Layout coordinate data
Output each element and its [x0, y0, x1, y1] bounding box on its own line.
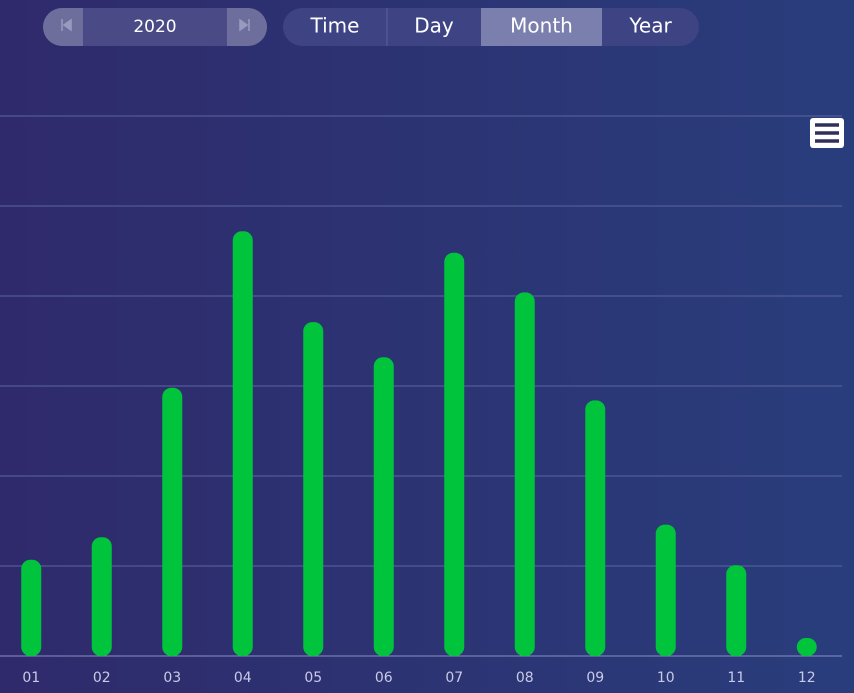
bar — [514, 292, 535, 656]
bar — [373, 357, 394, 656]
bar — [444, 252, 465, 657]
x-tick-label: 07 — [445, 670, 463, 686]
x-tick-label: 09 — [586, 670, 604, 686]
bar — [162, 387, 183, 656]
menu-icon — [815, 123, 839, 143]
year-picker: 2020 — [43, 8, 267, 46]
tab[interactable]: Year — [628, 14, 672, 38]
x-tick-label: 10 — [657, 670, 675, 686]
bar — [21, 559, 42, 656]
chart-menu[interactable] — [810, 118, 844, 148]
tab[interactable]: Day — [414, 14, 454, 38]
bar — [726, 565, 747, 656]
x-tick-label: 12 — [798, 670, 816, 686]
bar — [585, 400, 606, 656]
year-label: 2020 — [133, 17, 176, 37]
x-tick-label: 08 — [516, 670, 534, 686]
year-picker-bg — [43, 8, 267, 46]
period-tabs: Time Day Month Year — [283, 8, 699, 46]
x-tick-label: 03 — [163, 670, 181, 686]
tab[interactable]: Month — [510, 14, 573, 38]
x-tick-label: 06 — [375, 670, 393, 686]
bar — [91, 537, 112, 656]
x-tick-label: 11 — [727, 670, 745, 686]
x-tick-label: 04 — [234, 670, 252, 686]
bar — [655, 524, 676, 656]
bar — [232, 231, 253, 656]
next-year-fill — [227, 8, 245, 46]
prev-icon — [61, 18, 72, 32]
tab[interactable]: Time — [310, 14, 360, 38]
tab-selected-bg — [481, 8, 602, 46]
prev-year-fill — [65, 8, 83, 46]
bar — [303, 322, 324, 656]
next-icon — [239, 18, 250, 32]
x-tick-label: 02 — [93, 670, 111, 686]
bar — [796, 638, 817, 656]
x-tick-label: 05 — [304, 670, 322, 686]
x-tick-label: 01 — [22, 670, 40, 686]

*INSTRUCTIONS FOR THE TASK*.
Reproduce every line of the entries above, swapping "x-tick-label" for "axis-label" wherever it occurs and keeping all other text unchanged. Leave out the picture.

*SOLUTION TO THIS EXERCISE*.
Output each element and its [x0, y0, x1, y1] bounding box on its own line.
bar — [514, 292, 535, 656]
bar — [373, 357, 394, 656]
bar — [444, 252, 465, 657]
axis-label: 07 — [445, 670, 463, 686]
axis-label: 09 — [586, 670, 604, 686]
bar — [162, 387, 183, 656]
menu-icon — [815, 123, 839, 143]
year-picker: 2020 — [43, 8, 267, 46]
tab[interactable]: Year — [628, 14, 672, 38]
axis-label: 10 — [657, 670, 675, 686]
bar — [21, 559, 42, 656]
chart-menu[interactable] — [810, 118, 844, 148]
tab[interactable]: Day — [414, 14, 454, 38]
bar — [726, 565, 747, 656]
axis-label: 12 — [798, 670, 816, 686]
bar — [585, 400, 606, 656]
year-label: 2020 — [133, 17, 176, 37]
axis-label: 08 — [516, 670, 534, 686]
year-picker-bg — [43, 8, 267, 46]
period-tabs: Time Day Month Year — [283, 8, 699, 46]
axis-label: 03 — [163, 670, 181, 686]
tab[interactable]: Month — [510, 14, 573, 38]
axis-label: 06 — [375, 670, 393, 686]
bar — [91, 537, 112, 656]
axis-label: 11 — [727, 670, 745, 686]
axis-label: 04 — [234, 670, 252, 686]
bar — [655, 524, 676, 656]
bar — [232, 231, 253, 656]
next-year-fill — [227, 8, 245, 46]
prev-icon — [61, 18, 72, 32]
tab[interactable]: Time — [310, 14, 360, 38]
tab-selected-bg — [481, 8, 602, 46]
prev-year-fill — [65, 8, 83, 46]
bar — [303, 322, 324, 656]
next-icon — [239, 18, 250, 32]
axis-label: 02 — [93, 670, 111, 686]
bar — [796, 638, 817, 656]
axis-label: 05 — [304, 670, 322, 686]
axis-label: 01 — [22, 670, 40, 686]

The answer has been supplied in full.